'''

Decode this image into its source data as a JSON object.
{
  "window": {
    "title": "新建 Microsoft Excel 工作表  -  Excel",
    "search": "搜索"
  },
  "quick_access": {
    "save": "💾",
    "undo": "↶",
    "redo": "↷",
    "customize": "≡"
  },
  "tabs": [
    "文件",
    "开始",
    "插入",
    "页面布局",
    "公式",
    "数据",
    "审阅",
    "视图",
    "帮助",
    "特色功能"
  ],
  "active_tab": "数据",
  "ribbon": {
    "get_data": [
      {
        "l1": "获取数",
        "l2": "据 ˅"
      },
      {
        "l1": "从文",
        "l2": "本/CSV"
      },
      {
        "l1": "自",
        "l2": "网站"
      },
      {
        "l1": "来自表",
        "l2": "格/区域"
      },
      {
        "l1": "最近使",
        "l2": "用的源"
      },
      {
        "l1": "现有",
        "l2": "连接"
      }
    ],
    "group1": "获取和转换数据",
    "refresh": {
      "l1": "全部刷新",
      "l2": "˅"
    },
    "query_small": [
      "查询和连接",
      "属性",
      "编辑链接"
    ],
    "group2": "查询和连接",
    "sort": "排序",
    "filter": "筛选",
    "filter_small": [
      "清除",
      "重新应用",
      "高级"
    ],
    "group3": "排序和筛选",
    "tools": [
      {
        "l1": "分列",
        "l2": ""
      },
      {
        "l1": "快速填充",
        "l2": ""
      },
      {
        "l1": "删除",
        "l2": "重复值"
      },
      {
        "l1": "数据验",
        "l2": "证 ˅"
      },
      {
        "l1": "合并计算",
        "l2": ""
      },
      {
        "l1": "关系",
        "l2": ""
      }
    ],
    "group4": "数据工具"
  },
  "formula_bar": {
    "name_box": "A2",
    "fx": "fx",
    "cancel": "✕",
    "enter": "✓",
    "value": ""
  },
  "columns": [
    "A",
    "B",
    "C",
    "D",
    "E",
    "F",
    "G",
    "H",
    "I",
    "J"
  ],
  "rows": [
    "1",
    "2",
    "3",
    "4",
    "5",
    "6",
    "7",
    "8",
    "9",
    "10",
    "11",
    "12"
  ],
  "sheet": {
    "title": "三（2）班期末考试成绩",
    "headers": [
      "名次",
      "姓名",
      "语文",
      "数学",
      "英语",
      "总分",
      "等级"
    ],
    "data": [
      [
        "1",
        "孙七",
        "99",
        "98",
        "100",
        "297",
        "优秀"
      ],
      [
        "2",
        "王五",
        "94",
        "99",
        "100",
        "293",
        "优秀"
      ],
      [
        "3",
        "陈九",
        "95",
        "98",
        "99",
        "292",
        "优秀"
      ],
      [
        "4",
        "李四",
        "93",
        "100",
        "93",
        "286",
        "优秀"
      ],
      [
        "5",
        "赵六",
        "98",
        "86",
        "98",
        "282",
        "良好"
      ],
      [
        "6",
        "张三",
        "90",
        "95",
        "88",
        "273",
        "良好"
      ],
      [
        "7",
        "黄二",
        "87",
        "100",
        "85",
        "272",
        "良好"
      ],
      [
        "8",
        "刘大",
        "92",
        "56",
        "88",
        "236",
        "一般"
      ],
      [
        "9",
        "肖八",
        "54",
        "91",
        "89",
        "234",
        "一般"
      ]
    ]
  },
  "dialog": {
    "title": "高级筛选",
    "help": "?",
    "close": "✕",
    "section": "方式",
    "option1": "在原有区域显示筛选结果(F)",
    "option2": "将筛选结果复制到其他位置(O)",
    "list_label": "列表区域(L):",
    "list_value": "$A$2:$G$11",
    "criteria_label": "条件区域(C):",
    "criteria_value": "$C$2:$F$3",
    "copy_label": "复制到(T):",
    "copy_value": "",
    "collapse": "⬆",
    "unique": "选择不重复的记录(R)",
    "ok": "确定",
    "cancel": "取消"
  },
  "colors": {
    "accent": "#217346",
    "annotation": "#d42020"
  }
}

'''

Copy out all of the records shown above exactly.

**The solution**
Decode this image into its source data as a JSON object.
{
  "window": {
    "title": "新建 Microsoft Excel 工作表  -  Excel",
    "search": "搜索"
  },
  "quick_access": {
    "save": "💾",
    "undo": "↶",
    "redo": "↷",
    "customize": "≡"
  },
  "tabs": [
    "文件",
    "开始",
    "插入",
    "页面布局",
    "公式",
    "数据",
    "审阅",
    "视图",
    "帮助",
    "特色功能"
  ],
  "active_tab": "数据",
  "ribbon": {
    "get_data": [
      {
        "l1": "获取数",
        "l2": "据 ˅"
      },
      {
        "l1": "从文",
        "l2": "本/CSV"
      },
      {
        "l1": "自",
        "l2": "网站"
      },
      {
        "l1": "来自表",
        "l2": "格/区域"
      },
      {
        "l1": "最近使",
        "l2": "用的源"
      },
      {
        "l1": "现有",
        "l2": "连接"
      }
    ],
    "group1": "获取和转换数据",
    "refresh": {
      "l1": "全部刷新",
      "l2": "˅"
    },
    "query_small": [
      "查询和连接",
      "属性",
      "编辑链接"
    ],
    "group2": "查询和连接",
    "sort": "排序",
    "filter": "筛选",
    "filter_small": [
      "清除",
      "重新应用",
      "高级"
    ],
    "group3": "排序和筛选",
    "tools": [
      {
        "l1": "分列",
        "l2": ""
      },
      {
        "l1": "快速填充",
        "l2": ""
      },
      {
        "l1": "删除",
        "l2": "重复值"
      },
      {
        "l1": "数据验",
        "l2": "证 ˅"
      },
      {
        "l1": "合并计算",
        "l2": ""
      },
      {
        "l1": "关系",
        "l2": ""
      }
    ],
    "group4": "数据工具"
  },
  "formula_bar": {
    "name_box": "A2",
    "fx": "fx",
    "cancel": "✕",
    "enter": "✓",
    "value": ""
  },
  "columns": [
    "A",
    "B",
    "C",
    "D",
    "E",
    "F",
    "G",
    "H",
    "I",
    "J"
  ],
  "rows": [
    "1",
    "2",
    "3",
    "4",
    "5",
    "6",
    "7",
    "8",
    "9",
    "10",
    "11",
    "12"
  ],
  "sheet": {
    "title": "三（2）班期末考试成绩",
    "headers": [
      "名次",
      "姓名",
      "语文",
      "数学",
      "英语",
      "总分",
      "等级"
    ],
    "data": [
      [
        "1",
        "孙七",
        "99",
        "98",
        "100",
        "297",
        "优秀"
      ],
      [
        "2",
        "王五",
        "94",
        "99",
        "100",
        "293",
        "优秀"
      ],
      [
        "3",
        "陈九",
        "95",
        "98",
        "99",
        "292",
        "优秀"
      ],
      [
        "4",
        "李四",
        "93",
        "100",
        "93",
        "286",
        "优秀"
      ],
      [
        "5",
        "赵六",
        "98",
        "86",
        "98",
        "282",
        "良好"
      ],
      [
        "6",
        "张三",
        "90",
        "95",
        "88",
        "273",
        "良好"
      ],
      [
        "7",
        "黄二",
        "87",
        "100",
        "85",
        "272",
        "良好"
      ],
      [
        "8",
        "刘大",
        "92",
        "56",
        "88",
        "236",
        "一般"
      ],
      [
        "9",
        "肖八",
        "54",
        "91",
        "89",
        "234",
        "一般"
      ]
    ]
  },
  "dialog": {
    "title": "高级筛选",
    "help": "?",
    "close": "✕",
    "section": "方式",
    "option1": "在原有区域显示筛选结果(F)",
    "option2": "将筛选结果复制到其他位置(O)",
    "list_label": "列表区域(L):",
    "list_value": "$A$2:$G$11",
    "criteria_label": "条件区域(C):",
    "criteria_value": "$C$2:$F$3",
    "copy_label": "复制到(T):",
    "copy_value": "",
    "collapse": "⬆",
    "unique": "选择不重复的记录(R)",
    "ok": "确定",
    "cancel": "取消"
  },
  "colors": {
    "accent": "#217346",
    "annotation": "#d42020"
  }
}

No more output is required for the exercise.